Exercise goal – Emit the data below verbatim, stripping out any pictures.
##### Provided data
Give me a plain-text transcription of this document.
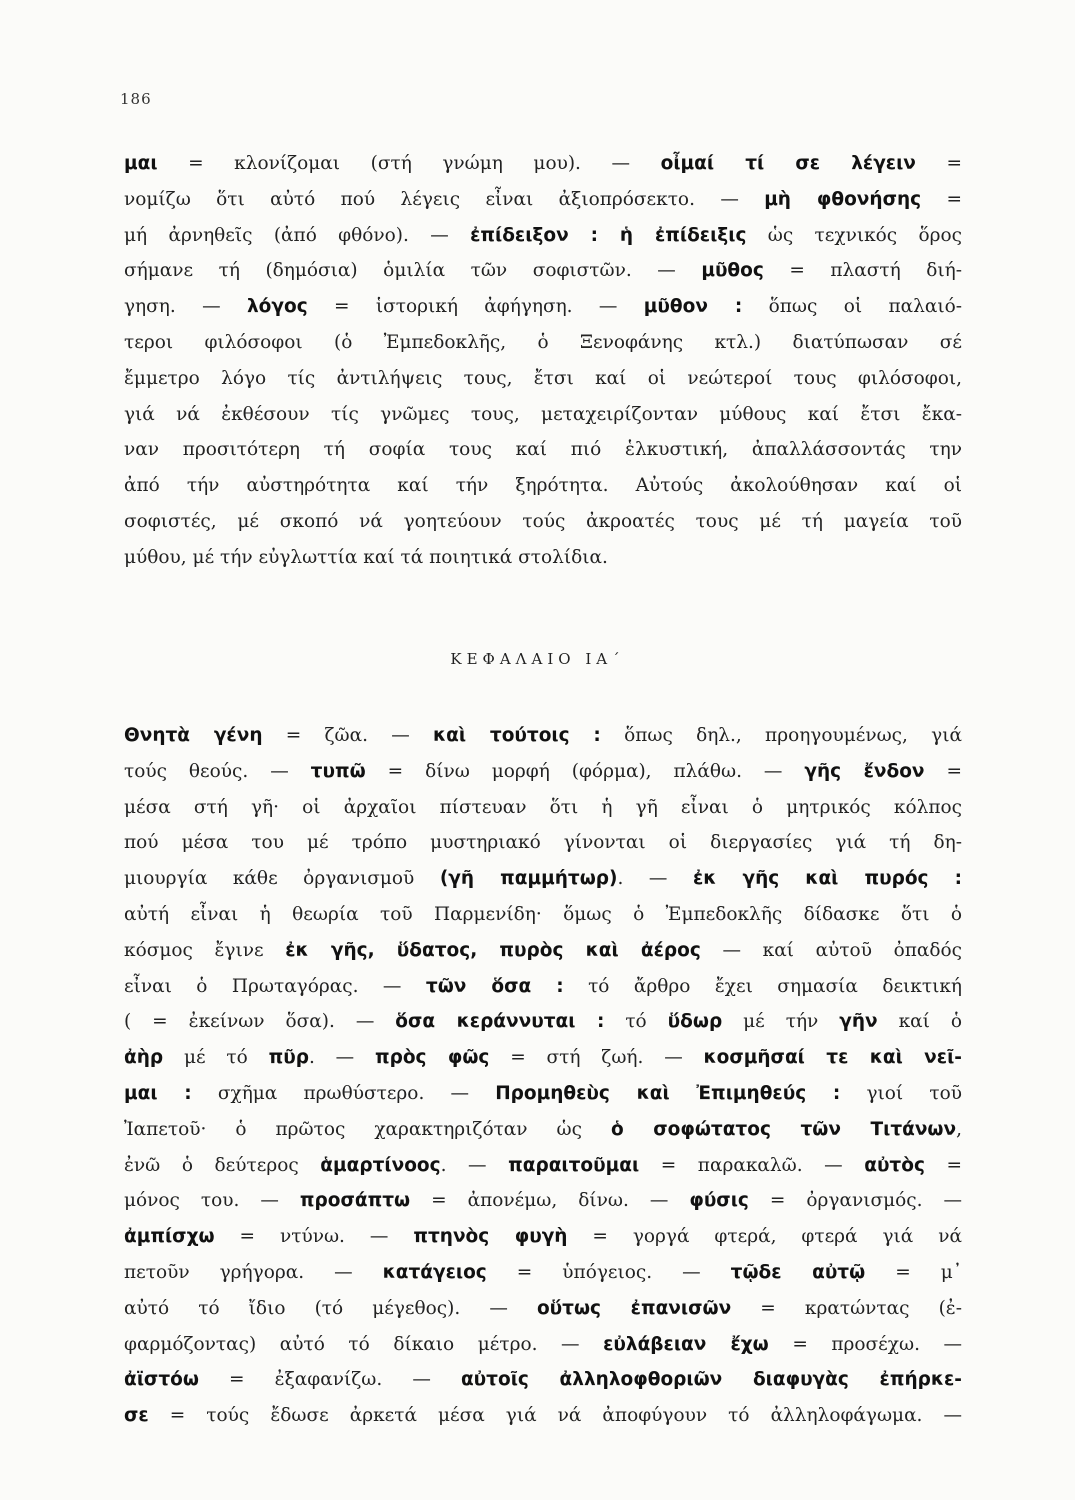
186
μαι = κλονίζομαι (στή γνώμη μου). — οἶμαί τί σε λέγειν =
νομίζω ὅτι αὐτό πού λέγεις εἶναι ἀξιοπρόσεκτο. — μὴ φθονήσης =
μή ἀρνηθεῖς (ἀπό φθόνο). — ἐπίδειξον : ἡ ἐπίδειξις ὡς τεχνικός ὅρος
σήμανε τή (δημόσια) ὁμιλία τῶν σοφιστῶν. — μῦθος = πλαστή διή-
γηση. — λόγος = ἱστορική ἀφήγηση. — μῦθον : ὅπως οἱ παλαιό-
τεροι φιλόσοφοι (ὁ Ἐμπεδοκλῆς, ὁ Ξενοφάνης κτλ.) διατύπωσαν σέ
ἔμμετρο λόγο τίς ἀντιλήψεις τους, ἔτσι καί οἱ νεώτεροί τους φιλόσοφοι,
γιά νά ἐκθέσουν τίς γνῶμες τους, μεταχειρίζονταν μύθους καί ἔτσι ἔκα-
ναν προσιτότερη τή σοφία τους καί πιό ἑλκυστική, ἀπαλλάσσοντάς την
ἀπό τήν αὐστηρότητα καί τήν ξηρότητα. Αὐτούς ἀκολούθησαν καί οἱ
σοφιστές, μέ σκοπό νά γοητεύουν τούς ἀκροατές τους μέ τή μαγεία τοῦ
μύθου, μέ τήν εὐγλωττία καί τά ποιητικά στολίδια.
ΚΕΦΑΛΑΙΟ ΙΑ΄
Θνητὰ γένη = ζῶα. — καὶ τούτοις : ὅπως δηλ., προηγουμένως, γιά
τούς θεούς. — τυπῶ = δίνω μορφή (φόρμα), πλάθω. — γῆς ἔνδον =
μέσα στή γῆ· οἱ ἀρχαῖοι πίστευαν ὅτι ἡ γῆ εἶναι ὁ μητρικός κόλπος
πού μέσα του μέ τρόπο μυστηριακό γίνονται οἱ διεργασίες γιά τή δη-
μιουργία κάθε ὀργανισμοῦ (γῆ παμμήτωρ). — ἐκ γῆς καὶ πυρός :
αὐτή εἶναι ἡ θεωρία τοῦ Παρμενίδη· ὅμως ὁ Ἐμπεδοκλῆς δίδασκε ὅτι ὁ
κόσμος ἔγινε ἐκ γῆς, ὕδατος, πυρὸς καὶ ἀέρος — καί αὐτοῦ ὀπαδός
εἶναι ὁ Πρωταγόρας. — τῶν ὅσα : τό ἄρθρο ἔχει σημασία δεικτική
( = ἐκείνων ὅσα). — ὅσα κεράννυται : τό ὕδωρ μέ τήν γῆν καί ὁ
ἀὴρ μέ τό πῦρ. — πρὸς φῶς = στή ζωή. — κοσμῆσαί τε καὶ νεῖ-
μαι : σχῆμα πρωθύστερο. — Προμηθεὺς καὶ Ἐπιμηθεύς : γιοί τοῦ
Ἰαπετοῦ· ὁ πρῶτος χαρακτηριζόταν ὡς ὁ σοφώτατος τῶν Τιτάνων,
ἐνῶ ὁ δεύτερος ἁμαρτίνοος. — παραιτοῦμαι = παρακαλῶ. — αὐτὸς =
μόνος του. — προσάπτω = ἀπονέμω, δίνω. — φύσις = ὀργανισμός. —
ἀμπίσχω = ντύνω. — πτηνὸς φυγὴ = γοργά φτερά, φτερά γιά νά
πετοῦν γρήγορα. — κατάγειος = ὑπόγειος. — τῷδε αὐτῷ = μ᾽
αὐτό τό ἴδιο (τό μέγεθος). — οὕτως ἐπανισῶν = κρατώντας (ἐ-
φαρμόζοντας) αὐτό τό δίκαιο μέτρο. — εὐλάβειαν ἔχω = προσέχω. —
ἀϊστόω = ἐξαφανίζω. — αὐτοῖς ἀλληλοφθοριῶν διαφυγὰς ἐπήρκε-
σε = τούς ἔδωσε ἀρκετά μέσα γιά νά ἀποφύγουν τό ἀλληλοφάγωμα. —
##########
Completed task –
Give me a plain-text transcription of this document.
186
μαι = κλονίζομαι (στή γνώμη μου). — οἶμαί τί σε λέγειν =
νομίζω ὅτι αὐτό πού λέγεις εἶναι ἀξιοπρόσεκτο. — μὴ φθονήσης =
μή ἀρνηθεῖς (ἀπό φθόνο). — ἐπίδειξον : ἡ ἐπίδειξις ὡς τεχνικός ὅρος
σήμανε τή (δημόσια) ὁμιλία τῶν σοφιστῶν. — μῦθος = πλαστή διή-
γηση. — λόγος = ἱστορική ἀφήγηση. — μῦθον : ὅπως οἱ παλαιό-
τεροι φιλόσοφοι (ὁ Ἐμπεδοκλῆς, ὁ Ξενοφάνης κτλ.) διατύπωσαν σέ
ἔμμετρο λόγο τίς ἀντιλήψεις τους, ἔτσι καί οἱ νεώτεροί τους φιλόσοφοι,
γιά νά ἐκθέσουν τίς γνῶμες τους, μεταχειρίζονταν μύθους καί ἔτσι ἔκα-
ναν προσιτότερη τή σοφία τους καί πιό ἑλκυστική, ἀπαλλάσσοντάς την
ἀπό τήν αὐστηρότητα καί τήν ξηρότητα. Αὐτούς ἀκολούθησαν καί οἱ
σοφιστές, μέ σκοπό νά γοητεύουν τούς ἀκροατές τους μέ τή μαγεία τοῦ
μύθου, μέ τήν εὐγλωττία καί τά ποιητικά στολίδια.
ΚΕΦΑΛΑΙΟ ΙΑ΄
Θνητὰ γένη = ζῶα. — καὶ τούτοις : ὅπως δηλ., προηγουμένως, γιά
τούς θεούς. — τυπῶ = δίνω μορφή (φόρμα), πλάθω. — γῆς ἔνδον =
μέσα στή γῆ· οἱ ἀρχαῖοι πίστευαν ὅτι ἡ γῆ εἶναι ὁ μητρικός κόλπος
πού μέσα του μέ τρόπο μυστηριακό γίνονται οἱ διεργασίες γιά τή δη-
μιουργία κάθε ὀργανισμοῦ (γῆ παμμήτωρ). — ἐκ γῆς καὶ πυρός :
αὐτή εἶναι ἡ θεωρία τοῦ Παρμενίδη· ὅμως ὁ Ἐμπεδοκλῆς δίδασκε ὅτι ὁ
κόσμος ἔγινε ἐκ γῆς, ὕδατος, πυρὸς καὶ ἀέρος — καί αὐτοῦ ὀπαδός
εἶναι ὁ Πρωταγόρας. — τῶν ὅσα : τό ἄρθρο ἔχει σημασία δεικτική
( = ἐκείνων ὅσα). — ὅσα κεράννυται : τό ὕδωρ μέ τήν γῆν καί ὁ
ἀὴρ μέ τό πῦρ. — πρὸς φῶς = στή ζωή. — κοσμῆσαί τε καὶ νεῖ-
μαι : σχῆμα πρωθύστερο. — Προμηθεὺς καὶ Ἐπιμηθεύς : γιοί τοῦ
Ἰαπετοῦ· ὁ πρῶτος χαρακτηριζόταν ὡς ὁ σοφώτατος τῶν Τιτάνων,
ἐνῶ ὁ δεύτερος ἁμαρτίνοος. — παραιτοῦμαι = παρακαλῶ. — αὐτὸς =
μόνος του. — προσάπτω = ἀπονέμω, δίνω. — φύσις = ὀργανισμός. —
ἀμπίσχω = ντύνω. — πτηνὸς φυγὴ = γοργά φτερά, φτερά γιά νά
πετοῦν γρήγορα. — κατάγειος = ὑπόγειος. — τῷδε αὐτῷ = μ᾽
αὐτό τό ἴδιο (τό μέγεθος). — οὕτως ἐπανισῶν = κρατώντας (ἐ-
φαρμόζοντας) αὐτό τό δίκαιο μέτρο. — εὐλάβειαν ἔχω = προσέχω. —
ἀϊστόω = ἐξαφανίζω. — αὐτοῖς ἀλληλοφθοριῶν διαφυγὰς ἐπήρκε-
σε = τούς ἔδωσε ἀρκετά μέσα γιά νά ἀποφύγουν τό ἀλληλοφάγωμα. —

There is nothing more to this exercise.